◆ The problem: Locate every line in the records below that contains the word "structure", and copy each one.

◆ Data rows:
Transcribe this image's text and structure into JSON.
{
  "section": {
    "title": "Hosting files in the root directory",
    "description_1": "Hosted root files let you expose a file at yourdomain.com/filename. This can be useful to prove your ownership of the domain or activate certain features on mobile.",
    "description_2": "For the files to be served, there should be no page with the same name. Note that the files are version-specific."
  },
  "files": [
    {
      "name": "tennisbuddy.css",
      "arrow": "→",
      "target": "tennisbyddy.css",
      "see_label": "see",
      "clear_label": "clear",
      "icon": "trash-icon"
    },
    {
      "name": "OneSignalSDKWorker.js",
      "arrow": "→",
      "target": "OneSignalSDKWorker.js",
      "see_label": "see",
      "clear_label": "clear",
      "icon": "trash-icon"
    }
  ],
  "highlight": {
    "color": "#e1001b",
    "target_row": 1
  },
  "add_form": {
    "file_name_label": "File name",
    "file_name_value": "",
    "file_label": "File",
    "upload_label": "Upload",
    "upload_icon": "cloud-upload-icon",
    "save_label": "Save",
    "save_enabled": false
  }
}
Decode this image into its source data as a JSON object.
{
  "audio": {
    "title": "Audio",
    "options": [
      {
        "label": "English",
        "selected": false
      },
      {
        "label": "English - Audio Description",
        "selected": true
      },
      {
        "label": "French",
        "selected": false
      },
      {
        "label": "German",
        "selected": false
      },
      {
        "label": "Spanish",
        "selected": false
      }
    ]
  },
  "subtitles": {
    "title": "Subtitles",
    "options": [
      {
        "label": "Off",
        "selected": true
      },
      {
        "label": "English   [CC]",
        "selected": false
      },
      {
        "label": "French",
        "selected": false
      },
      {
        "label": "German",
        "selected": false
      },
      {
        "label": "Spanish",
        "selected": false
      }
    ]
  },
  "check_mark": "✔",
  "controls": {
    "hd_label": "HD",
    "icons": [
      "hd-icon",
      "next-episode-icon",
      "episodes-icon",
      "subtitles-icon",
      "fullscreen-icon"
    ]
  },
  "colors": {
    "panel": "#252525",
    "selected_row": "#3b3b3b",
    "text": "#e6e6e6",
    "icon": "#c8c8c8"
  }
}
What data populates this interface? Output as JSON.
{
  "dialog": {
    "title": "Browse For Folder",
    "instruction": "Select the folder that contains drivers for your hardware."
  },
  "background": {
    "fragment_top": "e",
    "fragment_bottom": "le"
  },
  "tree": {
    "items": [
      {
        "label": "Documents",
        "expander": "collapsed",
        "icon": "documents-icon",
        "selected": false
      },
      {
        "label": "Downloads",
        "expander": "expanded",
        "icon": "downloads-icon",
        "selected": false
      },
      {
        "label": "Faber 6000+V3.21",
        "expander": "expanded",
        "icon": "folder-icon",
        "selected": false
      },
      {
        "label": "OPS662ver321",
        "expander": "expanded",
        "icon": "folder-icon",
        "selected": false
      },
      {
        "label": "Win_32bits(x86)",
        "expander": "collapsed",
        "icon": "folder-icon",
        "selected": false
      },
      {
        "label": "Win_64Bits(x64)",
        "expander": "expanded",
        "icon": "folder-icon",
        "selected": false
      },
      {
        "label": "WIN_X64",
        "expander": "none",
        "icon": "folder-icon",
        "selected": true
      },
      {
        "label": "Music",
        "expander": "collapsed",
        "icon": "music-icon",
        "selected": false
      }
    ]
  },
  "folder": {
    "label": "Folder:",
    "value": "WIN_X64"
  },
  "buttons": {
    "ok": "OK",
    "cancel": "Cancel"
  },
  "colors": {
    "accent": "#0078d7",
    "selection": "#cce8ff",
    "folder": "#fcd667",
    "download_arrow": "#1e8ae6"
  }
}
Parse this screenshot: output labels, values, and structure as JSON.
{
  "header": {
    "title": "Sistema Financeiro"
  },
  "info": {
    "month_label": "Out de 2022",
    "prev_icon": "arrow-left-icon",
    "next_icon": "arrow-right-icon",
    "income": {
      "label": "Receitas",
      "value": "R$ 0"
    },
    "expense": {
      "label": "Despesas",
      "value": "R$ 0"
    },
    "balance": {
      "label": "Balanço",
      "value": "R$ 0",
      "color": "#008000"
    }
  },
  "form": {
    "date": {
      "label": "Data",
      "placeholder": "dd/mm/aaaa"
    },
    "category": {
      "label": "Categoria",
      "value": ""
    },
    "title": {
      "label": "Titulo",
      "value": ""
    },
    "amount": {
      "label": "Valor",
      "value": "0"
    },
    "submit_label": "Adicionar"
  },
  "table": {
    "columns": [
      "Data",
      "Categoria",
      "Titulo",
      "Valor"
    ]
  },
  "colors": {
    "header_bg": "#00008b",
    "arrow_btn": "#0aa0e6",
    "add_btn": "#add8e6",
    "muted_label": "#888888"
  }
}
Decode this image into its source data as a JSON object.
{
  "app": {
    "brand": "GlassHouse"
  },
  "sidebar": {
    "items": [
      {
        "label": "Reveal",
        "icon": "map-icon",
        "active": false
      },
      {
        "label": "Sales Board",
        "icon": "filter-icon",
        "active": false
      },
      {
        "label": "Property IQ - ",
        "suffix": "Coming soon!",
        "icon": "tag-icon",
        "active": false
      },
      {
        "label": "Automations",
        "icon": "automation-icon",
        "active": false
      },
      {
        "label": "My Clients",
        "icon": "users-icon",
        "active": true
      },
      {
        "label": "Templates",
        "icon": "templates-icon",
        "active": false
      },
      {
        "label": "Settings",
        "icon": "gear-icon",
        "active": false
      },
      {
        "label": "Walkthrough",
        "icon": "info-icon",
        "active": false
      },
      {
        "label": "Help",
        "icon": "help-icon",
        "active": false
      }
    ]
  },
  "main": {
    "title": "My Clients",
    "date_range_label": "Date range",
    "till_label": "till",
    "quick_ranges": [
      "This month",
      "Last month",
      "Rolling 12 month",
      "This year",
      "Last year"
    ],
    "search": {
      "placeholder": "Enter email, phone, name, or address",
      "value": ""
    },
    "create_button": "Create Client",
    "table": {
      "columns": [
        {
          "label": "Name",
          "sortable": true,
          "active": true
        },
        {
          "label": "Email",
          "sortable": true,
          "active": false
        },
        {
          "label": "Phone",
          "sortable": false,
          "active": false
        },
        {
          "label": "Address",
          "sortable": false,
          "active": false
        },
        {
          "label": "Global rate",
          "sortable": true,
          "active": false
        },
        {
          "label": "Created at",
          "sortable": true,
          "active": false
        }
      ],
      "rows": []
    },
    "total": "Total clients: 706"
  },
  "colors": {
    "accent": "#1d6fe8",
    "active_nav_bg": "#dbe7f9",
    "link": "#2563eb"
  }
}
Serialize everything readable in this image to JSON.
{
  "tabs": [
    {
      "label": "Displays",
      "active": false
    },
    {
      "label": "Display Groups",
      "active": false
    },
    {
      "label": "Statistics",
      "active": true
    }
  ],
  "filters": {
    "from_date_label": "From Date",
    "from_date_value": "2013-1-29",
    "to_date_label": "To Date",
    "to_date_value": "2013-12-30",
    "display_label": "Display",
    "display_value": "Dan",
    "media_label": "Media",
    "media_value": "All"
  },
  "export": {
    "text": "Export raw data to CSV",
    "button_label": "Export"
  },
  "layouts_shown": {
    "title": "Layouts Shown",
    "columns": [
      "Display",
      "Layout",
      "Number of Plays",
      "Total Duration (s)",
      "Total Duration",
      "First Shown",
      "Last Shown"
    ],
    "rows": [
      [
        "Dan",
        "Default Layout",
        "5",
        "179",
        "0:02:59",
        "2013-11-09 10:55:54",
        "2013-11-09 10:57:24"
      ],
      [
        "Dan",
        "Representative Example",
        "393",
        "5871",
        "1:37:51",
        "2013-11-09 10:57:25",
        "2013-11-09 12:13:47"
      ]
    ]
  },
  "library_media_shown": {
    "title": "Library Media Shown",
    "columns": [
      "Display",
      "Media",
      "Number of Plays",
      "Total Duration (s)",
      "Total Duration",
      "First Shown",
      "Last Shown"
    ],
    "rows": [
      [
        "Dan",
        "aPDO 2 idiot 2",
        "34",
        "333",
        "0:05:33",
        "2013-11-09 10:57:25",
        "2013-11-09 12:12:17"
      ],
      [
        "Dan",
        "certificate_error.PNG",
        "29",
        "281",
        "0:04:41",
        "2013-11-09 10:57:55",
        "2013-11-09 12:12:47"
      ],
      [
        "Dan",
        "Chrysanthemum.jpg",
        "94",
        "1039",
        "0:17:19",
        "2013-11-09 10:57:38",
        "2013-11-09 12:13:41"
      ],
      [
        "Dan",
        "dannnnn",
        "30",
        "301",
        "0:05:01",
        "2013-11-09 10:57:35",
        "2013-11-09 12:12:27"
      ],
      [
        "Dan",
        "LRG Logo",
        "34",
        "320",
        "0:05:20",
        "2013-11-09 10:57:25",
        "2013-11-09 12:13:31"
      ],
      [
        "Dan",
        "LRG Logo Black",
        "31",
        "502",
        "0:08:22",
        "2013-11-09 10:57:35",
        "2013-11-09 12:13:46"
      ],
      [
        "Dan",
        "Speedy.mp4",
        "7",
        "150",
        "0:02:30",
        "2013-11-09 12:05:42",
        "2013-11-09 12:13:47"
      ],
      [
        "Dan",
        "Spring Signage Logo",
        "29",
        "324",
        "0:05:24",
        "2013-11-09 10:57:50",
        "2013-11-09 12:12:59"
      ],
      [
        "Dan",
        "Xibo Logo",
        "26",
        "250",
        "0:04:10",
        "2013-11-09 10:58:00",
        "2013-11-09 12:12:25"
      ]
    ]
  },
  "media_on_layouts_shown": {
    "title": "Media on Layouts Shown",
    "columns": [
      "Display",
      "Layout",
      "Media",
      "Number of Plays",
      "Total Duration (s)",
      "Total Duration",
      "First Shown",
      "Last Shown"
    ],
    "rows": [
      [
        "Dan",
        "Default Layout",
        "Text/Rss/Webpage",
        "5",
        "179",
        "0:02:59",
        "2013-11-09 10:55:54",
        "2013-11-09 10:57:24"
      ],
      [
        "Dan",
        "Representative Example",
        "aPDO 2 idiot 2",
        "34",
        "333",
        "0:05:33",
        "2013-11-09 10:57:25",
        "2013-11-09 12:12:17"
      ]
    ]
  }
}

◆ Reply:
Transcribe this image's text and structure into JSON.
Parse this screenshot: output labels, values, and structure as JSON.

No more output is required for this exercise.